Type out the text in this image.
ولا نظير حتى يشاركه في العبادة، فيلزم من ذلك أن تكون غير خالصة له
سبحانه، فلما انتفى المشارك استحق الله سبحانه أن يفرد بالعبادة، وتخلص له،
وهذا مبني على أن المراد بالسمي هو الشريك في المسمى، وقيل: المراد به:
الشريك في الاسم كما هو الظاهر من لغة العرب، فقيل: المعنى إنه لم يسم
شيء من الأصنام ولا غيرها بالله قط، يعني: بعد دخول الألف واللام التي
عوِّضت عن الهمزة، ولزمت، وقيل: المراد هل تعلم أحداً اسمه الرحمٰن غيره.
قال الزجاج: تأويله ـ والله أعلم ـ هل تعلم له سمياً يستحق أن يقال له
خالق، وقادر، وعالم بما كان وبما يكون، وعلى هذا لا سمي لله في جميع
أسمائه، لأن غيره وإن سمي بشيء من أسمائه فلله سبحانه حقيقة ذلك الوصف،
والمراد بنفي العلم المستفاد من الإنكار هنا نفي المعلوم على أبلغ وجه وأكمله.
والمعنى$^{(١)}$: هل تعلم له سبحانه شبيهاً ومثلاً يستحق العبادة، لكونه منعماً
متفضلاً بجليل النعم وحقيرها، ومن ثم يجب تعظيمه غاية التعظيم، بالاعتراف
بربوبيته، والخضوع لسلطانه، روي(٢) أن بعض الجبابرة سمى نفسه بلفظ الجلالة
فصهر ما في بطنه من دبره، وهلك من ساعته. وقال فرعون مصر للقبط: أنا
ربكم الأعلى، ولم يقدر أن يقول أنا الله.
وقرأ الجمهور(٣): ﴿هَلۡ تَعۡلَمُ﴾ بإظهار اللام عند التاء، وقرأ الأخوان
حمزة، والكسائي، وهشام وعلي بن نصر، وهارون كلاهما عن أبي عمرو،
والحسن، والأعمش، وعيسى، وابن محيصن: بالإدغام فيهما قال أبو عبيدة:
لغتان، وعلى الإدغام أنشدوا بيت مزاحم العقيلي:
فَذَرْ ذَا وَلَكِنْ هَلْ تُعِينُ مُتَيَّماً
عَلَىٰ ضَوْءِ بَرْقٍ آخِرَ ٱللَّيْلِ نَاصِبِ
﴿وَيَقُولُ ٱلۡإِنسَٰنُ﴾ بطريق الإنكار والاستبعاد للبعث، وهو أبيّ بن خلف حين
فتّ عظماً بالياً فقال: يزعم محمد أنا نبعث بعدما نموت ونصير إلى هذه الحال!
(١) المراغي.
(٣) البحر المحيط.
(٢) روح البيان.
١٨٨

++++++++

» EXERCISE
Each line that holds the string "وعلى" counts once; give the total and nothing else.

» TASK OUTPUT
2